Continue the forum post about the couple's breakup, reunion and marriage, starting right after its last sentence.
──────── Document section ────────
Reply With Quote Quick reply to this message
 
Old 04-26-2023, 08:44 PM
 
13 posts, read 18,534 times
Reputation: 30
Soooo in early 2014 we broke up. She cheated, I found out and cut ties. So then i just focused on me. My career took off, I was traveling more for work due to new freed up capacity for focusing on my career. It paid off and another fortune 500 company got wind of my capabilities and well offered me way more to do more of what I love, robotic/electronics engineering. I got a house in a great neighborhood and got a dream car (I'm a gear head) that I always wanted. Then by chance my now wife and I ran into each other at a resturant where we both were eating alone. This is around late 2015. I was not looking for anything from anyone, not even just physical urges (mostly because I had baggage I didn't want to subject anyone too before healing properly). We were cordial, said hello and went on our separate ways.

Fast forward to mid 2016 around my birthday (virgo -to not be too specific) she sends me a Instagram message wishing me happy birthday and asking if I'm going to do anything for my bday (she knows typically I dont). I'm not sure I even remember how it happened but we ended up meeting up for a cocktail hour at a business mixer. She started telling about how she's started therapy and working through what she did and why she did it and that she was sorry for how things turned out.

So slowly we started dating again. She never pressured me to move in together at that point and we actually worked better as a couple around that time. She was a couple years into her profession at this time as a cardiopulmonary therapist (RT) and started a side gig as a entertainment/gogo dancing (and no not stripping, think more like Disney character dancer) which she really loves. Things were so good back then. Like we were traveling together, thriving together and so happy. I was killing it so well at work with my team that the company closed a huge contract and rewarded the entire staff with an all expenses paid cruise. It was here where I proposed. Shortly after I got recruited by an even bigger company, to which i never thought they would even look for someone like me, and shortly after we got married. It was great like a movie almost... of course there were realistic and reasonable ups and downs but we worked through them with ease. I had a short little "cloudy" time (important detail for later)
to which she swooped in and got me a orange tabby kitten that brightened me up instantly and things were back being a movie... till covid hit.
──────── Extracted material ────────
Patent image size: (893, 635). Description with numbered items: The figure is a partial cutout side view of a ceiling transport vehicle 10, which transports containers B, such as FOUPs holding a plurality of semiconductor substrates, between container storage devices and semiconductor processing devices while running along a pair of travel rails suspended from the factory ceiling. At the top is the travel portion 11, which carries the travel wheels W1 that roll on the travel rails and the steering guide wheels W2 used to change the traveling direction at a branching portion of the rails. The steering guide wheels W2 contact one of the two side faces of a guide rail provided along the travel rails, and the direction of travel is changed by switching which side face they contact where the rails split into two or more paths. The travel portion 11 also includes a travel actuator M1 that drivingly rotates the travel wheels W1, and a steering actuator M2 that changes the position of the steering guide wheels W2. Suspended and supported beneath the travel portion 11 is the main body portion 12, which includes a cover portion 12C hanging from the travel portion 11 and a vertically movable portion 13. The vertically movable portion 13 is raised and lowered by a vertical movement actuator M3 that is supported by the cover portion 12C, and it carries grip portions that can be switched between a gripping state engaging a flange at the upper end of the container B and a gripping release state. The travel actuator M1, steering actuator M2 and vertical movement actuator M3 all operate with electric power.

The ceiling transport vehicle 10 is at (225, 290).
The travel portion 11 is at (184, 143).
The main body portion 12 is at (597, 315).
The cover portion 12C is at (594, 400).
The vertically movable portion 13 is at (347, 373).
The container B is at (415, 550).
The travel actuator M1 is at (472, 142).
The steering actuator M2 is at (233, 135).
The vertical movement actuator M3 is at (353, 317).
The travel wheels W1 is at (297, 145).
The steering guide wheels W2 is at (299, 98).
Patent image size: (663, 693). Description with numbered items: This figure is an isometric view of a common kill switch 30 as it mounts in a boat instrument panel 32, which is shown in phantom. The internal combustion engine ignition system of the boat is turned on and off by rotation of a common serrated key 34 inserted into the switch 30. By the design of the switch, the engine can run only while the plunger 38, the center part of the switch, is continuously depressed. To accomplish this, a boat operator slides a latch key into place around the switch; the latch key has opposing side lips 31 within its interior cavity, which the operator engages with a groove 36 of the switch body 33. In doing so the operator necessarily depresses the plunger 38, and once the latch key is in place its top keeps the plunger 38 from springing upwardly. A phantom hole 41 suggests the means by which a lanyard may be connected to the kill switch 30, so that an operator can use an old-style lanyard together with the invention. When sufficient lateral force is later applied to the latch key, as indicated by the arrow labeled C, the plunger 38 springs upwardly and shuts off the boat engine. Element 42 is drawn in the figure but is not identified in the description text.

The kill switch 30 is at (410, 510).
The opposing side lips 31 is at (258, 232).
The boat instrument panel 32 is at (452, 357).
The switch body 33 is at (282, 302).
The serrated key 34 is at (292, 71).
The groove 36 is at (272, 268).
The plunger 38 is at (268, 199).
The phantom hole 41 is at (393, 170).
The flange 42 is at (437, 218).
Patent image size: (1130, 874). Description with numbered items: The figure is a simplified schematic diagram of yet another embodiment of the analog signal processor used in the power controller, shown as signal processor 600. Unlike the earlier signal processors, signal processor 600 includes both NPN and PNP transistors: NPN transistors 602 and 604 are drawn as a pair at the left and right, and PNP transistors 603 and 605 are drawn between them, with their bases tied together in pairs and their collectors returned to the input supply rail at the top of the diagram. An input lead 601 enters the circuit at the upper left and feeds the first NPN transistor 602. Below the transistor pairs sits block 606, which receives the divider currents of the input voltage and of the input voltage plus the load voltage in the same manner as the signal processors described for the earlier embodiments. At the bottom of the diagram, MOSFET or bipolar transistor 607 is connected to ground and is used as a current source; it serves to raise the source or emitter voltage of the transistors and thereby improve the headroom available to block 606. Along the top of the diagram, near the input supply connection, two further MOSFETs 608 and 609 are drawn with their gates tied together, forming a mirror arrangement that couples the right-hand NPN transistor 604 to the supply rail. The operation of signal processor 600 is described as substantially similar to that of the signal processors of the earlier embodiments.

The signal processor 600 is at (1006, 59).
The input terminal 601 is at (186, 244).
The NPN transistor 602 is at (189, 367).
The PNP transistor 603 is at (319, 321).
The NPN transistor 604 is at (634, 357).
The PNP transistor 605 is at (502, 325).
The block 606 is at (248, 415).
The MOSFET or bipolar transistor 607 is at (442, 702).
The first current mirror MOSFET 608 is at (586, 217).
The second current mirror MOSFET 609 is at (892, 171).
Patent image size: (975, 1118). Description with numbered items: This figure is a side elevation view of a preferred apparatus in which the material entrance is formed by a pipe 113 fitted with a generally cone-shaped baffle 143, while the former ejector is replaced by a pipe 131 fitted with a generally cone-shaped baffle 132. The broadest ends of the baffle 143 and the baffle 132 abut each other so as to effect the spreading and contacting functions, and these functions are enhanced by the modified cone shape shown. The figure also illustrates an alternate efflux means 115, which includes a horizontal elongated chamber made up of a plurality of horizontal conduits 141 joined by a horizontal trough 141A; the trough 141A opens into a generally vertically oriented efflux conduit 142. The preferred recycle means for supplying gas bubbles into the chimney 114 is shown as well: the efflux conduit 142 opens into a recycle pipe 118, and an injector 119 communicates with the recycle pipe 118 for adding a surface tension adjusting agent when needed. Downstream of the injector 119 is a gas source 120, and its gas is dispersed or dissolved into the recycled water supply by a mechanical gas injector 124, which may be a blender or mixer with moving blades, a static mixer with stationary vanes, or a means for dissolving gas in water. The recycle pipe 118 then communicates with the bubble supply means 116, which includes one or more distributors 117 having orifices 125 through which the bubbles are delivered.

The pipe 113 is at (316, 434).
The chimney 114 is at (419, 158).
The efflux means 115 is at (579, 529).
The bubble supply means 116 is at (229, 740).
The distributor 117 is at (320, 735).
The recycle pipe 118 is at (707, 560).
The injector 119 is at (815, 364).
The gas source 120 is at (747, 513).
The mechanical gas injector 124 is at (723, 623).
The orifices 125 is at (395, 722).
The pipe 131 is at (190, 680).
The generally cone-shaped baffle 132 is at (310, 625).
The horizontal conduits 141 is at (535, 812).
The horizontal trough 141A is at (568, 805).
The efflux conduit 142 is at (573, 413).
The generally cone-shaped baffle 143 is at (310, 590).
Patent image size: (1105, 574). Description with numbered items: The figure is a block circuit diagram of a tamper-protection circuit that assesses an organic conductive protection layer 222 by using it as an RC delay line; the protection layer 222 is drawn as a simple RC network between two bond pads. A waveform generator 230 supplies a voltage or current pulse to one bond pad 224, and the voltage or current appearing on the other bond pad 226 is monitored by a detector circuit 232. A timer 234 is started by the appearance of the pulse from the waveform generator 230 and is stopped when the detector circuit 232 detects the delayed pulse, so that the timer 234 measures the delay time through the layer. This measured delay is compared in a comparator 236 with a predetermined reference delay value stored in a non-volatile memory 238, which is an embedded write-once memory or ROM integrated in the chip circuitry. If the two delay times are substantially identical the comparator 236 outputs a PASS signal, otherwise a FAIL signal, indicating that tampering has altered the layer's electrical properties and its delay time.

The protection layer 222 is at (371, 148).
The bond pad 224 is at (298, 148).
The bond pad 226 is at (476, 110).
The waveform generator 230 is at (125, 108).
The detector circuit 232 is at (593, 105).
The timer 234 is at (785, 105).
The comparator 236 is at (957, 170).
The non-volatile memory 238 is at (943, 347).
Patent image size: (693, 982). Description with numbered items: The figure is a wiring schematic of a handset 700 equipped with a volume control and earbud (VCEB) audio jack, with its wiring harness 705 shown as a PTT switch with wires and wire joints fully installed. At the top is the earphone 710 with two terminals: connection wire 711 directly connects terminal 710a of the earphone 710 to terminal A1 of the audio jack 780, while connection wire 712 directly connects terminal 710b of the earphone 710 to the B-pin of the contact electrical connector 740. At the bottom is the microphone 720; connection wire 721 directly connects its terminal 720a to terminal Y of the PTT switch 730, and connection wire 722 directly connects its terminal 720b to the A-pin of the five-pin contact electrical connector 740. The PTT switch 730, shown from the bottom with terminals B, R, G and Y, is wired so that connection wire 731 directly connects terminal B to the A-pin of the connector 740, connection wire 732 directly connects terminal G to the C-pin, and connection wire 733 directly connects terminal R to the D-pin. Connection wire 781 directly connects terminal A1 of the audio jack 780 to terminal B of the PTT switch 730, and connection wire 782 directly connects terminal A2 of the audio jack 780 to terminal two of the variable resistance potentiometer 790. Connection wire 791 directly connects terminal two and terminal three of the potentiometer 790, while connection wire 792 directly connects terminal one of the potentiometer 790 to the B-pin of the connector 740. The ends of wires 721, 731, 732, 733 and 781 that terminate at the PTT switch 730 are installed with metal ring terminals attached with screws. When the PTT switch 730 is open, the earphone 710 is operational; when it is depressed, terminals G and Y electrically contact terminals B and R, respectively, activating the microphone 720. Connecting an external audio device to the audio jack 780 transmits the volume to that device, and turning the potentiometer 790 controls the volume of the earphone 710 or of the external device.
────────
### Response
Then it seemed like old habits just started showing up from her. (And me... honestly). In late 2019 she started seeing the hospitals fill up with covid patients, us not knowing what it was, we just started being extra careful for her not to pass anything from work to me at home. So it kinda limited our affection towards each other out of precaution. I had this extra energy so I put it towards working out more and it helped immensely with my self-esteem and minimizing her anxiety about being intimate (pretty much she was relived exercisingwas tiring me out enough so she didnt have to turn down my advances). When the news about what was actually going on with covid and it being a full blown pandemic we kinda already had a protocol in place. Being that we live in florida... it was a weird time down here and her dancing gigs pretty much were dead in the water, so she couldn't dance as much as she'd like and she lost her means of blowing off steam. I also ended up easing up on my working out since we don't have a home gym and honestly I started losing interest... it was around this time I started disassociating ... Just dialing out of work, friends, hobbies, and our relationship. At first I thought it was because of the pandemic and now being 100% remote for work and that whole change was what was taking a toll. Then, things started opening back up and slowly we tried to get back into the swing of things for this new normal...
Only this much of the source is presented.